# Chart and figure data

==============================

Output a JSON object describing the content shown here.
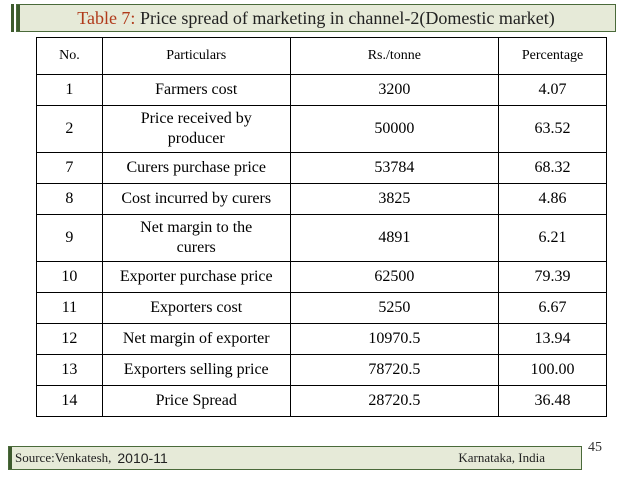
{
  "title": {
    "label": "Table 7:",
    "text": " Price spread of marketing in channel-2(Domestic market)"
  },
  "table": {
    "headers": [
      "No.",
      "Particulars",
      "Rs./tonne",
      "Percentage"
    ],
    "rows": [
      {
        "no": "1",
        "particulars": "Farmers cost",
        "rs": "3200",
        "pct": "4.07"
      },
      {
        "no": "2",
        "particulars": "Price received by producer",
        "rs": "50000",
        "pct": "63.52"
      },
      {
        "no": "7",
        "particulars": "Curers purchase price",
        "rs": "53784",
        "pct": "68.32"
      },
      {
        "no": "8",
        "particulars": "Cost incurred by curers",
        "rs": "3825",
        "pct": "4.86"
      },
      {
        "no": "9",
        "particulars": "Net margin to the curers",
        "rs": "4891",
        "pct": "6.21"
      },
      {
        "no": "10",
        "particulars": "Exporter purchase price",
        "rs": "62500",
        "pct": "79.39"
      },
      {
        "no": "11",
        "particulars": "Exporters cost",
        "rs": "5250",
        "pct": "6.67"
      },
      {
        "no": "12",
        "particulars": "Net margin of exporter",
        "rs": "10970.5",
        "pct": "13.94"
      },
      {
        "no": "13",
        "particulars": "Exporters selling price",
        "rs": "78720.5",
        "pct": "100.00"
      },
      {
        "no": "14",
        "particulars": "Price Spread",
        "rs": "28720.5",
        "pct": "36.48"
      }
    ]
  },
  "footer": {
    "source": "Source:Venkatesh,",
    "years": "2010-11",
    "place": "Karnataka, India"
  },
  "page_number": "45"
}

==============================

# Goal
Reproduce all of the data exactly, omitting each picture it holds.

# Output for this task
Output a JSON object describing the content shown here.
{
  "title": {
    "label": "Table 7:",
    "text": " Price spread of marketing in channel-2(Domestic market)"
  },
  "table": {
    "headers": [
      "No.",
      "Particulars",
      "Rs./tonne",
      "Percentage"
    ],
    "rows": [
      {
        "no": "1",
        "particulars": "Farmers cost",
        "rs": "3200",
        "pct": "4.07"
      },
      {
        "no": "2",
        "particulars": "Price received by producer",
        "rs": "50000",
        "pct": "63.52"
      },
      {
        "no": "7",
        "particulars": "Curers purchase price",
        "rs": "53784",
        "pct": "68.32"
      },
      {
        "no": "8",
        "particulars": "Cost incurred by curers",
        "rs": "3825",
        "pct": "4.86"
      },
      {
        "no": "9",
        "particulars": "Net margin to the curers",
        "rs": "4891",
        "pct": "6.21"
      },
      {
        "no": "10",
        "particulars": "Exporter purchase price",
        "rs": "62500",
        "pct": "79.39"
      },
      {
        "no": "11",
        "particulars": "Exporters cost",
        "rs": "5250",
        "pct": "6.67"
      },
      {
        "no": "12",
        "particulars": "Net margin of exporter",
        "rs": "10970.5",
        "pct": "13.94"
      },
      {
        "no": "13",
        "particulars": "Exporters selling price",
        "rs": "78720.5",
        "pct": "100.00"
      },
      {
        "no": "14",
        "particulars": "Price Spread",
        "rs": "28720.5",
        "pct": "36.48"
      }
    ]
  },
  "footer": {
    "source": "Source:Venkatesh,",
    "years": "2010-11",
    "place": "Karnataka, India"
  },
  "page_number": "45"
}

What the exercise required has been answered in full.